- **Required task**:
Please write out the material below exactly as given.

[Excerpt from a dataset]

Begin

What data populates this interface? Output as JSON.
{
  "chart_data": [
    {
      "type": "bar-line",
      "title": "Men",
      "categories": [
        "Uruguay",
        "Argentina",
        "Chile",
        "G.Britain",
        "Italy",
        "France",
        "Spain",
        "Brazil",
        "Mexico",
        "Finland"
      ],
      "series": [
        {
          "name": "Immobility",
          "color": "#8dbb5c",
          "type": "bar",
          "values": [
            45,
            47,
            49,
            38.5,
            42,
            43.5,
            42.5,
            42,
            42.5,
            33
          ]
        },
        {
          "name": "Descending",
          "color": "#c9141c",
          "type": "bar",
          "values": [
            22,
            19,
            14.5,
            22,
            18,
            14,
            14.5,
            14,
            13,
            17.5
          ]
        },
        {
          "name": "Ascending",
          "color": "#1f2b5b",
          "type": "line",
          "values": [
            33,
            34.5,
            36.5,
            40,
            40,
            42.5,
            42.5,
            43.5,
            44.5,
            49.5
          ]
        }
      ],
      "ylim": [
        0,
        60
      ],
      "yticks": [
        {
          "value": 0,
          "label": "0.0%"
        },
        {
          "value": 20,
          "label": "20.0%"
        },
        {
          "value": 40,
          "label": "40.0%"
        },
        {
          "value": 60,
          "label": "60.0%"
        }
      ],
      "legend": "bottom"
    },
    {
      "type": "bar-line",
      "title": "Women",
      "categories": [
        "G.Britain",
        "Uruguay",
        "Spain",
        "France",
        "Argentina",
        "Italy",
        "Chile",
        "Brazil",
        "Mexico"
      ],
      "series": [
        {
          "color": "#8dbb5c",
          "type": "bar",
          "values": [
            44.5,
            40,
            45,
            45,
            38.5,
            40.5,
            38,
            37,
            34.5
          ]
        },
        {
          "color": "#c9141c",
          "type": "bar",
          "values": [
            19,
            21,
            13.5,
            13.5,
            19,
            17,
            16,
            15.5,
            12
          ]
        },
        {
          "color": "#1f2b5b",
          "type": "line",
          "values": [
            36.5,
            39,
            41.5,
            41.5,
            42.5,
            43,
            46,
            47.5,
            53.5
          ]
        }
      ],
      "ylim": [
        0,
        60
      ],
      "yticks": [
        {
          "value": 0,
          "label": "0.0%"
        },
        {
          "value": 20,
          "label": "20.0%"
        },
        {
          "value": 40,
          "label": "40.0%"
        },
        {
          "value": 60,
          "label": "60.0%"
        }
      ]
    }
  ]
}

End

- **Task response**:
What data populates this interface? Output as JSON.
{
  "chart_data": [
    {
      "type": "bar-line",
      "title": "Men",
      "categories": [
        "Uruguay",
        "Argentina",
        "Chile",
        "G.Britain",
        "Italy",
        "France",
        "Spain",
        "Brazil",
        "Mexico",
        "Finland"
      ],
      "series": [
        {
          "name": "Immobility",
          "color": "#8dbb5c",
          "type": "bar",
          "values": [
            45,
            47,
            49,
            38.5,
            42,
            43.5,
            42.5,
            42,
            42.5,
            33
          ]
        },
        {
          "name": "Descending",
          "color": "#c9141c",
          "type": "bar",
          "values": [
            22,
            19,
            14.5,
            22,
            18,
            14,
            14.5,
            14,
            13,
            17.5
          ]
        },
        {
          "name": "Ascending",
          "color": "#1f2b5b",
          "type": "line",
          "values": [
            33,
            34.5,
            36.5,
            40,
            40,
            42.5,
            42.5,
            43.5,
            44.5,
            49.5
          ]
        }
      ],
      "ylim": [
        0,
        60
      ],
      "yticks": [
        {
          "value": 0,
          "label": "0.0%"
        },
        {
          "value": 20,
          "label": "20.0%"
        },
        {
          "value": 40,
          "label": "40.0%"
        },
        {
          "value": 60,
          "label": "60.0%"
        }
      ],
      "legend": "bottom"
    },
    {
      "type": "bar-line",
      "title": "Women",
      "categories": [
        "G.Britain",
        "Uruguay",
        "Spain",
        "France",
        "Argentina",
        "Italy",
        "Chile",
        "Brazil",
        "Mexico"
      ],
      "series": [
        {
          "color": "#8dbb5c",
          "type": "bar",
          "values": [
            44.5,
            40,
            45,
            45,
            38.5,
            40.5,
            38,
            37,
            34.5
          ]
        },
        {
          "color": "#c9141c",
          "type": "bar",
          "values": [
            19,
            21,
            13.5,
            13.5,
            19,
            17,
            16,
            15.5,
            12
          ]
        },
        {
          "color": "#1f2b5b",
          "type": "line",
          "values": [
            36.5,
            39,
            41.5,
            41.5,
            42.5,
            43,
            46,
            47.5,
            53.5
          ]
        }
      ],
      "ylim": [
        0,
        60
      ],
      "yticks": [
        {
          "value": 0,
          "label": "0.0%"
        },
        {
          "value": 20,
          "label": "20.0%"
        },
        {
          "value": 40,
          "label": "40.0%"
        },
        {
          "value": 60,
          "label": "60.0%"
        }
      ]
    }
  ]
}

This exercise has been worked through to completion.